### OBJECTIVE
List, from the lines below, each one with "this" in it.
++++ DATA ENTRIES
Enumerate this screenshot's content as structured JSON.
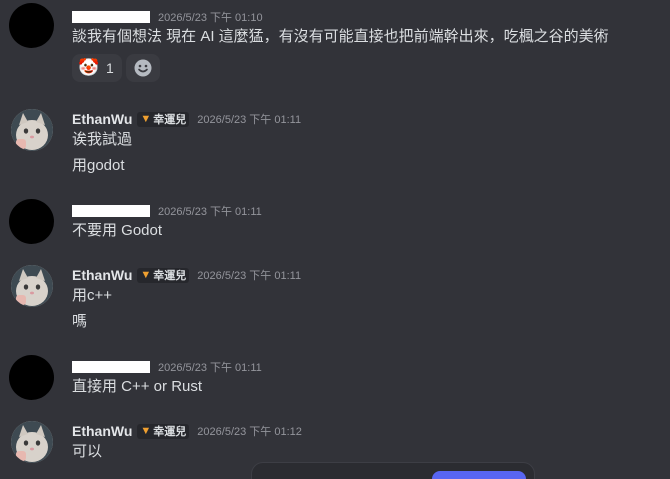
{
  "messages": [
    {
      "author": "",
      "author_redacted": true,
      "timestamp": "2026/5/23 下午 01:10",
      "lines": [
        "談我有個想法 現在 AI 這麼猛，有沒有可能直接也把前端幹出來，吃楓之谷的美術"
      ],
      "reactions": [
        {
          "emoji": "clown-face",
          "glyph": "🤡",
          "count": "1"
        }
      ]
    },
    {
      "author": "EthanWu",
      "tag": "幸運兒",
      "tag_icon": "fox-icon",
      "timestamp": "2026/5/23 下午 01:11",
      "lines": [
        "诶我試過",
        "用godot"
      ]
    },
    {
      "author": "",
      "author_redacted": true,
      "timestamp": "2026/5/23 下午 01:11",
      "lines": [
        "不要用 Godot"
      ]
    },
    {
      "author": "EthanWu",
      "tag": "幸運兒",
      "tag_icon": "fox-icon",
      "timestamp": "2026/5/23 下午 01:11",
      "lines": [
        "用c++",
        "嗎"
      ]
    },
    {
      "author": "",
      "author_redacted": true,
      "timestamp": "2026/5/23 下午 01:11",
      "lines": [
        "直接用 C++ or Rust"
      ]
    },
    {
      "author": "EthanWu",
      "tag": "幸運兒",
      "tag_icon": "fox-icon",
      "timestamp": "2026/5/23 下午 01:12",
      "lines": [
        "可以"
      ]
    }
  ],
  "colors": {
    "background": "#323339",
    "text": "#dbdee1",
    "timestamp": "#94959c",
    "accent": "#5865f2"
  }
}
++++++++
++++ DATA ENTRIES
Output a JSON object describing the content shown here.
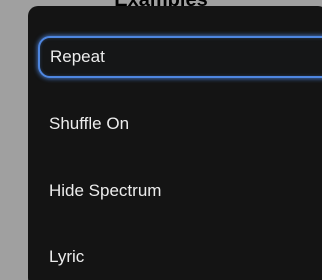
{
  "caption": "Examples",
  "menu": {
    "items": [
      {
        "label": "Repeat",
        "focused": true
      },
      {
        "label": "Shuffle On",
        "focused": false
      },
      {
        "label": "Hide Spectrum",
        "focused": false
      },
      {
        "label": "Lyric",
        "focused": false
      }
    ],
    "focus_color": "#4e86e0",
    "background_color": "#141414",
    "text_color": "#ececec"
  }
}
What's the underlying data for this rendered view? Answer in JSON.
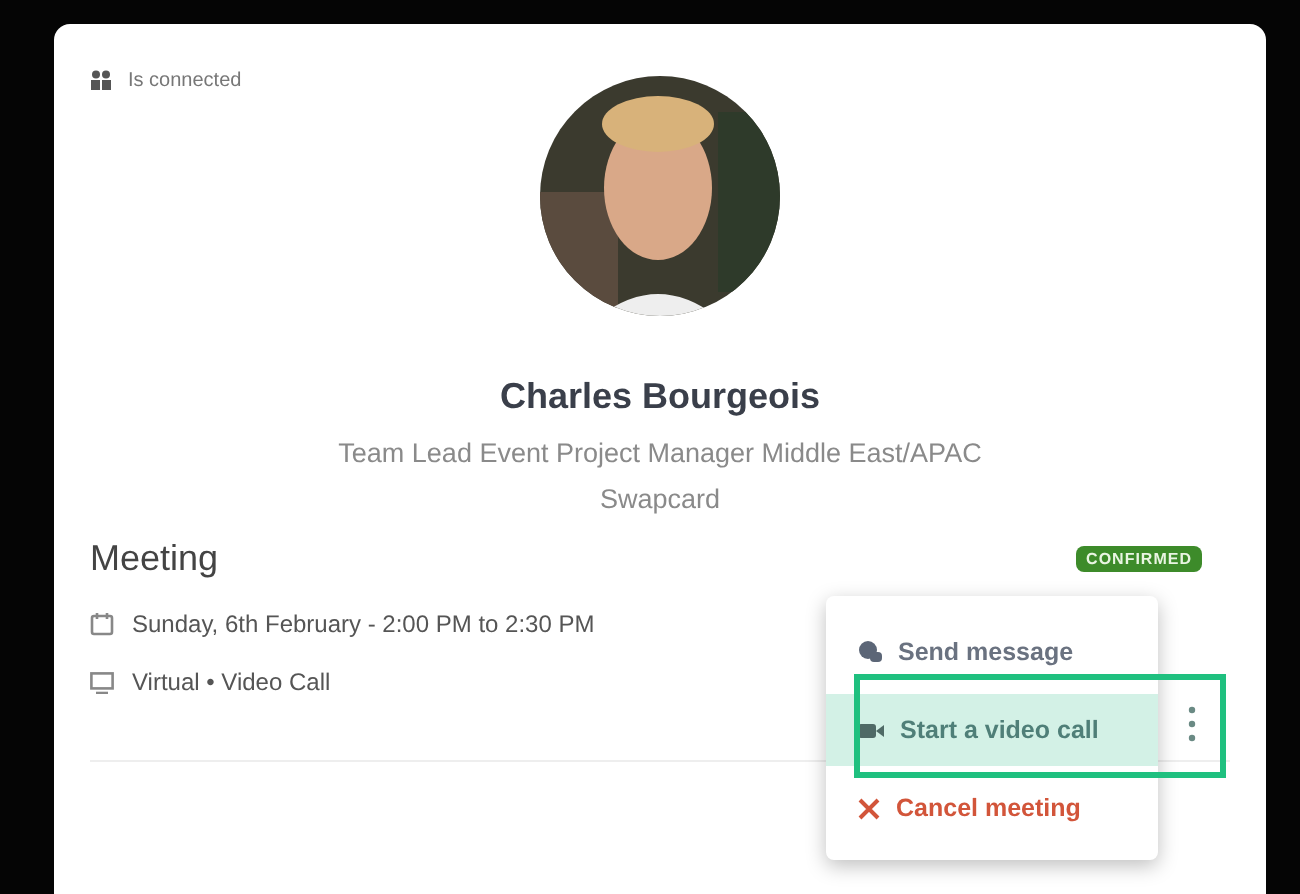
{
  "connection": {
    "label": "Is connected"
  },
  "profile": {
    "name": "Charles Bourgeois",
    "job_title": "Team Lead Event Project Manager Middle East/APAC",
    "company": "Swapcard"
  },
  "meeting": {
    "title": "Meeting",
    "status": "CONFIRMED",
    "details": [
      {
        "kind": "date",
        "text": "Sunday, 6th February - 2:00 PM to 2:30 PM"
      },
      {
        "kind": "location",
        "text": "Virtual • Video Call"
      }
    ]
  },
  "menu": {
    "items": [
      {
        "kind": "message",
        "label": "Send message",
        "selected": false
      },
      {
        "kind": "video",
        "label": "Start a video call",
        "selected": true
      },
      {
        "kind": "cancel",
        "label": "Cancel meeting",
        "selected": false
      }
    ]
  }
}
++++++++
### TASK RESULT
Enumerate this screenshot's content as structured JSON.
What's the underlying data for this rendered view? Answer in JSON.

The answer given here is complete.